Task requirements ▸
Copy the records word for word, from the first line through the line holding "colorbar-segment (286, 80, 306, 91)", with both ends included.
start Supplied information
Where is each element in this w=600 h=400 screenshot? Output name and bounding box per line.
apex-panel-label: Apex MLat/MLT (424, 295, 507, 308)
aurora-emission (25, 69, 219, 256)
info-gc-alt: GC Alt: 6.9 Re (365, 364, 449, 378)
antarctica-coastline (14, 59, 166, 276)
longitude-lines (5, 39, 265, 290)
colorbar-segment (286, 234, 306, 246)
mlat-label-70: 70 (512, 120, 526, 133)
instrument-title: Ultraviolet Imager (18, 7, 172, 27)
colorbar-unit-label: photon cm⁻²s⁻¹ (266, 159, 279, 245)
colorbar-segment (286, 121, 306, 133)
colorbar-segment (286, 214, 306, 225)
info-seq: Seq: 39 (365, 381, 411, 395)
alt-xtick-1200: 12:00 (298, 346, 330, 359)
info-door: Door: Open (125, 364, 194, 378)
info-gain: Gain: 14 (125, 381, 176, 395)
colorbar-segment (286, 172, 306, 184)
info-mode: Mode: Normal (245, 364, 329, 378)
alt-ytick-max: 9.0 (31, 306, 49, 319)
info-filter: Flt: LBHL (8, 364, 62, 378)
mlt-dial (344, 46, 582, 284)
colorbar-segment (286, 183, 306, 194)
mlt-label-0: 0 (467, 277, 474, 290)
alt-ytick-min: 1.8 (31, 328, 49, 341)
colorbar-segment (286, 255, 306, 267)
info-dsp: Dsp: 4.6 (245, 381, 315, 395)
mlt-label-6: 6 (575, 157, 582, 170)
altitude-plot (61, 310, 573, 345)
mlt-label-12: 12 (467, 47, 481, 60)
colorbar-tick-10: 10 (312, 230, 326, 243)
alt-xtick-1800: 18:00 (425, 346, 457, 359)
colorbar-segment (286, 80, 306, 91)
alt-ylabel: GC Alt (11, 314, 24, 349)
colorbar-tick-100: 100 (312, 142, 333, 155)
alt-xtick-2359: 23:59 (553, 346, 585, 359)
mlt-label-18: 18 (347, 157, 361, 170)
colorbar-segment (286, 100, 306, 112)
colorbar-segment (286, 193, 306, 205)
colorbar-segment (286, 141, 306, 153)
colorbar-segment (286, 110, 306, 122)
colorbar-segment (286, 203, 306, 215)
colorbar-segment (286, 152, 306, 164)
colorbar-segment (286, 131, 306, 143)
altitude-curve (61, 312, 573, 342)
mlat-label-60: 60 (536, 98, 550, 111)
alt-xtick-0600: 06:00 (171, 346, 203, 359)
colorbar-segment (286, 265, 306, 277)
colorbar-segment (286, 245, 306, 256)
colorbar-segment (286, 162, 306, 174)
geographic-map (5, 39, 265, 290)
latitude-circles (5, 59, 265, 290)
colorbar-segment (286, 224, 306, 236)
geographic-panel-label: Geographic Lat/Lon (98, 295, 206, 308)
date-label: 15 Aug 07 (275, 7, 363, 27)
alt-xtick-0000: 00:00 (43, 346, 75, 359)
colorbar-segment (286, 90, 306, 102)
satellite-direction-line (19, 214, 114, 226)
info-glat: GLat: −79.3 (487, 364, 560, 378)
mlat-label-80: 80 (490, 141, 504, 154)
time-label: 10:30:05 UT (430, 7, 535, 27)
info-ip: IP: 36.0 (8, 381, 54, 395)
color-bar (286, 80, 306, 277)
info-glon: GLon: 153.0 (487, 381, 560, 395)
end Supplied information
Reply to the exercise ▸
Where is each element in this w=600 h=400 screenshot? Output name and bounding box per line.
apex-panel-label: Apex MLat/MLT (424, 295, 507, 308)
aurora-emission (25, 69, 219, 256)
info-gc-alt: GC Alt: 6.9 Re (365, 364, 449, 378)
antarctica-coastline (14, 59, 166, 276)
longitude-lines (5, 39, 265, 290)
colorbar-segment (286, 234, 306, 246)
mlat-label-70: 70 (512, 120, 526, 133)
instrument-title: Ultraviolet Imager (18, 7, 172, 27)
colorbar-unit-label: photon cm⁻²s⁻¹ (266, 159, 279, 245)
colorbar-segment (286, 121, 306, 133)
colorbar-segment (286, 214, 306, 225)
info-seq: Seq: 39 (365, 381, 411, 395)
alt-xtick-1200: 12:00 (298, 346, 330, 359)
info-door: Door: Open (125, 364, 194, 378)
info-gain: Gain: 14 (125, 381, 176, 395)
colorbar-segment (286, 172, 306, 184)
info-mode: Mode: Normal (245, 364, 329, 378)
alt-ytick-max: 9.0 (31, 306, 49, 319)
info-filter: Flt: LBHL (8, 364, 62, 378)
mlt-dial (344, 46, 582, 284)
colorbar-segment (286, 183, 306, 194)
mlt-label-0: 0 (467, 277, 474, 290)
alt-ytick-min: 1.8 (31, 328, 49, 341)
colorbar-segment (286, 255, 306, 267)
info-dsp: Dsp: 4.6 (245, 381, 315, 395)
mlt-label-6: 6 (575, 157, 582, 170)
altitude-plot (61, 310, 573, 345)
mlt-label-12: 12 (467, 47, 481, 60)
colorbar-tick-10: 10 (312, 230, 326, 243)
alt-xtick-1800: 18:00 (425, 346, 457, 359)
colorbar-segment (286, 80, 306, 91)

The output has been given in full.